-- Start --
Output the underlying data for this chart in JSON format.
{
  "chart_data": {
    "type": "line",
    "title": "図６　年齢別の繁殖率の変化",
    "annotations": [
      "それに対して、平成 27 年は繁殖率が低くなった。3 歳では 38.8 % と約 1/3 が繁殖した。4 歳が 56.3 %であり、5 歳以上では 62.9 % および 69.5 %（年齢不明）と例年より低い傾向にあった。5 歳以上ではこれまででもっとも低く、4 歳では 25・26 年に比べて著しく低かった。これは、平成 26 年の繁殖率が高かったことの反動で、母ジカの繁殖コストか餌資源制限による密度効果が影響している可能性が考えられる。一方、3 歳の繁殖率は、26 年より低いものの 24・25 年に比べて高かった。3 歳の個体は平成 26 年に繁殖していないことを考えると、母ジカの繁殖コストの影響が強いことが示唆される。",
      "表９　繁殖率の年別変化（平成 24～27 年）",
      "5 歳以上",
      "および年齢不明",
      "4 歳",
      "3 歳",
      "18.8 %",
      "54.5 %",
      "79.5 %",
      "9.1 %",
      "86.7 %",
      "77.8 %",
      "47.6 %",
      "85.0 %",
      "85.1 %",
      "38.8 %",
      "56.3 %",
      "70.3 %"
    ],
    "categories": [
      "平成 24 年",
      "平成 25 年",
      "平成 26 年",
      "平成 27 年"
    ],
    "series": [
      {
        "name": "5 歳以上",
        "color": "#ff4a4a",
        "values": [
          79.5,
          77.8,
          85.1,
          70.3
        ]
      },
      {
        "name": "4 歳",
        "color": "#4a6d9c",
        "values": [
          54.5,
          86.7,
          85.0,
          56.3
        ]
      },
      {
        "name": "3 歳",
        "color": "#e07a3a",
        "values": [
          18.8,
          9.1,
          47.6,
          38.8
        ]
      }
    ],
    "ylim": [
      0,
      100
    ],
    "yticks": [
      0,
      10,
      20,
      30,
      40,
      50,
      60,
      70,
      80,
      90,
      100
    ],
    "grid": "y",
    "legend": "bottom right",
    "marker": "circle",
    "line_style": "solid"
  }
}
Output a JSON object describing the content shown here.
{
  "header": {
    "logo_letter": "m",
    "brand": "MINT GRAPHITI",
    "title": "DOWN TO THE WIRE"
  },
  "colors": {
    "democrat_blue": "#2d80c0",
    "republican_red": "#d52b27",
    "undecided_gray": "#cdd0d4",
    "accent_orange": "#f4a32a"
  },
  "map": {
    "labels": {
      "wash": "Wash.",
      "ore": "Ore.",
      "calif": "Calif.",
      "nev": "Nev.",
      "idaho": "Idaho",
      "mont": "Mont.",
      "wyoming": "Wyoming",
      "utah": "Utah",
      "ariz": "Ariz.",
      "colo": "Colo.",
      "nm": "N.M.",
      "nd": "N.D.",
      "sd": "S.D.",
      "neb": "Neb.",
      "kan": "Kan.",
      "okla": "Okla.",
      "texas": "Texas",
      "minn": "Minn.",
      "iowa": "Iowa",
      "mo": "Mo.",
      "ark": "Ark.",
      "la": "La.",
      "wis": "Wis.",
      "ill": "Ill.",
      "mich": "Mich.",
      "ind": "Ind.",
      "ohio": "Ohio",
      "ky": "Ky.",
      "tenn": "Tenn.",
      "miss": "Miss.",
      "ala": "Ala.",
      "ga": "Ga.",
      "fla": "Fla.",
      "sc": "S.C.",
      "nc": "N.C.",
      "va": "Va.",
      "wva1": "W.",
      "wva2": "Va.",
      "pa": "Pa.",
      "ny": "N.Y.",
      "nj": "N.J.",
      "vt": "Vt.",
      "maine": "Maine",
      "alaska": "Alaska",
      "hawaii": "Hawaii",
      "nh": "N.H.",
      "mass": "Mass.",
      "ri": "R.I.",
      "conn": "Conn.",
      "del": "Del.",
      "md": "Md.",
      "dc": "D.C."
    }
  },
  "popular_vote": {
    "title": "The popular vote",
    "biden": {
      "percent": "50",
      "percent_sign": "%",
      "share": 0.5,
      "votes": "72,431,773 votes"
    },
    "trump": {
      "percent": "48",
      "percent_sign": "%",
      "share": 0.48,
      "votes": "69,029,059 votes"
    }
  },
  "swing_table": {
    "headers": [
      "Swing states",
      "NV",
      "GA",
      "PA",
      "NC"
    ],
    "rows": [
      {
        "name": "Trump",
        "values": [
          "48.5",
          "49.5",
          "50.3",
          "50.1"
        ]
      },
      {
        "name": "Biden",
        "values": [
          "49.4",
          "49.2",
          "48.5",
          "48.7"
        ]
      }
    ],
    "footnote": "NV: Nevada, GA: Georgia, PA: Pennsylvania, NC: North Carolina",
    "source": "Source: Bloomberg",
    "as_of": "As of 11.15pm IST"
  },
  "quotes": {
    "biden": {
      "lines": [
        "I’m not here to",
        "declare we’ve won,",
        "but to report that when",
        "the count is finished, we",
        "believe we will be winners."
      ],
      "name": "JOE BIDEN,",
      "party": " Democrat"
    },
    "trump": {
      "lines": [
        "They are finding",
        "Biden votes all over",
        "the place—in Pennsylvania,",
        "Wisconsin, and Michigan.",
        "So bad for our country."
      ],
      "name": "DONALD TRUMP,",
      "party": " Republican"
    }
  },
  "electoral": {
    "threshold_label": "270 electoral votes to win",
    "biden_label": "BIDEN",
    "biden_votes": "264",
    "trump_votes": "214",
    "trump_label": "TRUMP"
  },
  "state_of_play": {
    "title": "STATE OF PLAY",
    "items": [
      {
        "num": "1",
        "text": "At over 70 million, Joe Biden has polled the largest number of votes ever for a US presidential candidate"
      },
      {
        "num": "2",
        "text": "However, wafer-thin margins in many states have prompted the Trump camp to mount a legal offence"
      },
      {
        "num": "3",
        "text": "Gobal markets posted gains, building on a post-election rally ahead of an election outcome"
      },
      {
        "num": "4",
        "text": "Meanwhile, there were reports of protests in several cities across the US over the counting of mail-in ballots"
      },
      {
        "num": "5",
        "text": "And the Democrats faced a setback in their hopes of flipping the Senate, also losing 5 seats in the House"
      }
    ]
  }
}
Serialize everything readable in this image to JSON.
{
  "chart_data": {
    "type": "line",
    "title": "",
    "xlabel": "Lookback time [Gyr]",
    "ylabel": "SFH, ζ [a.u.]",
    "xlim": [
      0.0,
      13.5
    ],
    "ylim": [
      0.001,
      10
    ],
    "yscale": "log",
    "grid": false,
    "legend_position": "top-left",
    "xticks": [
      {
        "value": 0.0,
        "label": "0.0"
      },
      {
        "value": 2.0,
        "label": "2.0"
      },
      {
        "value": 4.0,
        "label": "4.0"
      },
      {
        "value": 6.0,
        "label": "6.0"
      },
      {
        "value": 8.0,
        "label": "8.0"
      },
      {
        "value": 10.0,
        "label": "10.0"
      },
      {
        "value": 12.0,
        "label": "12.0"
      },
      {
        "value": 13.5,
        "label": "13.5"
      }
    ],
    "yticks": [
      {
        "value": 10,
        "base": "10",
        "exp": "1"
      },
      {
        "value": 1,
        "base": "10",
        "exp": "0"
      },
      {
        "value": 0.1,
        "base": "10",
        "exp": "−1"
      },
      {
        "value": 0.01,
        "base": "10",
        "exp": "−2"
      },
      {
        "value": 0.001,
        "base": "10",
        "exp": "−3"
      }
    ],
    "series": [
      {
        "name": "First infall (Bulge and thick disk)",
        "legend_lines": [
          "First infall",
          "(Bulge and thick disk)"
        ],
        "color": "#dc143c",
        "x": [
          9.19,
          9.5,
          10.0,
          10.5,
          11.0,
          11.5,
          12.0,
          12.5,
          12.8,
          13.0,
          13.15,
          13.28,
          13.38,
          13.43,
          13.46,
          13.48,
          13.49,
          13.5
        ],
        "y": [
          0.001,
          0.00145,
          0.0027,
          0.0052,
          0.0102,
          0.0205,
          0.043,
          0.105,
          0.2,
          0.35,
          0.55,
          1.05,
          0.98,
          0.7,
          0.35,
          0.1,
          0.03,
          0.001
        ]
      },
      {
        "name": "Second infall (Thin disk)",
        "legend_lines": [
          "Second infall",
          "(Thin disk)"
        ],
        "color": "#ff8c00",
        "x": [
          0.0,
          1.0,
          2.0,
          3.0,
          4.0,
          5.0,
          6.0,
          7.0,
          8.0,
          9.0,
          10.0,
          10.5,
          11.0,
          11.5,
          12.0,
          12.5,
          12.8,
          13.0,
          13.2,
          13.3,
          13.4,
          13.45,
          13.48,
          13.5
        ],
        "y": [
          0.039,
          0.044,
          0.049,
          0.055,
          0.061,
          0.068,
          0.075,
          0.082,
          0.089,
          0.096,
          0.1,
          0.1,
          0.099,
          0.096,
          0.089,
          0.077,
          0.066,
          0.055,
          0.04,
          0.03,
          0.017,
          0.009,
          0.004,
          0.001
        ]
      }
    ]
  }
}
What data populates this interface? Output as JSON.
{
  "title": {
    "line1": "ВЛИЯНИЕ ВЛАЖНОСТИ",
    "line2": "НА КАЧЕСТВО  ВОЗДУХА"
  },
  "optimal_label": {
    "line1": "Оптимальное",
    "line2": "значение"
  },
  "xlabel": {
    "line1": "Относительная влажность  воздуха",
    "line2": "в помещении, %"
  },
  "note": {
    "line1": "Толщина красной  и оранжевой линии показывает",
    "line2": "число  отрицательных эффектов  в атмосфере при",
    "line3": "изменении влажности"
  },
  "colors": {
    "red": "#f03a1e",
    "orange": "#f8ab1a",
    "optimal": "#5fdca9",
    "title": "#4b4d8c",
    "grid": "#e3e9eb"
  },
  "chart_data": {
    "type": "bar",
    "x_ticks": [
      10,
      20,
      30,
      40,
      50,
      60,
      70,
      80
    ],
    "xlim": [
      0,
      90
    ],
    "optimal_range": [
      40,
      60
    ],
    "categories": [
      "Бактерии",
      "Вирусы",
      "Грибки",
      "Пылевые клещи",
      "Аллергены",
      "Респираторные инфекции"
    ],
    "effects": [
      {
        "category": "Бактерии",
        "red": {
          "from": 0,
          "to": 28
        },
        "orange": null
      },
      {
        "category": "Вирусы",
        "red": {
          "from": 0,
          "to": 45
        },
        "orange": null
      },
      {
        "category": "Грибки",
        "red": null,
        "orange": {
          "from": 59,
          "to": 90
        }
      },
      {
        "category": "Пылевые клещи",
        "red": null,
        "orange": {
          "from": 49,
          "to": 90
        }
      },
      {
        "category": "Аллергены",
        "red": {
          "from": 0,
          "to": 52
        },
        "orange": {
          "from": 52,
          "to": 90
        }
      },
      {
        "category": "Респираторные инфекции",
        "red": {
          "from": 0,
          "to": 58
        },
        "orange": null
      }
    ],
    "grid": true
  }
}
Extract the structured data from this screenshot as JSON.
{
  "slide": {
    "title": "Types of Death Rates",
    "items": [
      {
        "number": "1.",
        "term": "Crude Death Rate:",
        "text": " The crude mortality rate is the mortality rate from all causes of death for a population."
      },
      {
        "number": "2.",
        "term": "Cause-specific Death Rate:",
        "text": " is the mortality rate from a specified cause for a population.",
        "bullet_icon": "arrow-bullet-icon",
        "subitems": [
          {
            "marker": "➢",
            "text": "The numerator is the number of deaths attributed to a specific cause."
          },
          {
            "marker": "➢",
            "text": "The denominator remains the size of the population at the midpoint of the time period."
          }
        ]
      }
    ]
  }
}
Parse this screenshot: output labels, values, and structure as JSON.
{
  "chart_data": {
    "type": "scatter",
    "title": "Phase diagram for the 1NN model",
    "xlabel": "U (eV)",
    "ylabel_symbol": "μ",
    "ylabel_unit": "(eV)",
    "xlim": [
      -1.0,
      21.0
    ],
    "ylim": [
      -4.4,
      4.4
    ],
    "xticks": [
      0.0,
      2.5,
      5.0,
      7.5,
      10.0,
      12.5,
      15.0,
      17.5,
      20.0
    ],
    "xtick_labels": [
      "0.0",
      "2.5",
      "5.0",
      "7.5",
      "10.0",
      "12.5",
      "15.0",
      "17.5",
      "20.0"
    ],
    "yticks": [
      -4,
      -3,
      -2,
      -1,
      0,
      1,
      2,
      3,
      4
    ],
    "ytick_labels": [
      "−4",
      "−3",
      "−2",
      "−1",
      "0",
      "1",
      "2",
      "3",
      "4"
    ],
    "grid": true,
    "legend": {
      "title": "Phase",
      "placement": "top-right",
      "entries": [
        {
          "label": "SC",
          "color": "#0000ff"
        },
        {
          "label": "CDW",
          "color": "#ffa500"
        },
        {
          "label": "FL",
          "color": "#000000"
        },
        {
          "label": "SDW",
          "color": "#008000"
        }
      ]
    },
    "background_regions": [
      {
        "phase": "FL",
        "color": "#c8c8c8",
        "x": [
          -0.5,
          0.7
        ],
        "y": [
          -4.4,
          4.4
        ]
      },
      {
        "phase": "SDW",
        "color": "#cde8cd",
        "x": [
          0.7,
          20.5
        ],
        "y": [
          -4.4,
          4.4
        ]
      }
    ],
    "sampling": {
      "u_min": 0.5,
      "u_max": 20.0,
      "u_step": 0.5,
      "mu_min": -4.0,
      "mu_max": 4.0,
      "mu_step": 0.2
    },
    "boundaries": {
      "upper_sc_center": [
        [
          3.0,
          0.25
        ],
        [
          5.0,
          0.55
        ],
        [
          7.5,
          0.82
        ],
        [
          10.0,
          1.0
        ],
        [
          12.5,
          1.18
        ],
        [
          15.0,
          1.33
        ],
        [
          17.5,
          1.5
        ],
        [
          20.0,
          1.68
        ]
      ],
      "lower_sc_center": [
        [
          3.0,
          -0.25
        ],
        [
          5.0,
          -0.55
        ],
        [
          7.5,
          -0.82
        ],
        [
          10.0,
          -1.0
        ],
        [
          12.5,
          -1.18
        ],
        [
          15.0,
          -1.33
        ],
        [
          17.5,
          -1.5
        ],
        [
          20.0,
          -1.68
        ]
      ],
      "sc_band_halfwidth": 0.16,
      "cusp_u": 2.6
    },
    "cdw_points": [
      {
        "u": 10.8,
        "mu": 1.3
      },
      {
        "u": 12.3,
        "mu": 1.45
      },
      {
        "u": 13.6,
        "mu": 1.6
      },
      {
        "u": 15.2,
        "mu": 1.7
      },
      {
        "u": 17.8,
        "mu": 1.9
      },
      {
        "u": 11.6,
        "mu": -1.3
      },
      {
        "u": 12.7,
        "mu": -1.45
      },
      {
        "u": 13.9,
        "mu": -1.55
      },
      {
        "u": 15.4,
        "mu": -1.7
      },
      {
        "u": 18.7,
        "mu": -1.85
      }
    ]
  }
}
-- End --
Filter out every line that lacks the word "Bulge", and copy the rest.

*WRITTEN RESPONSE*.
        "name": "First infall (Bulge and thick disk)",
          "(Bulge and thick disk)"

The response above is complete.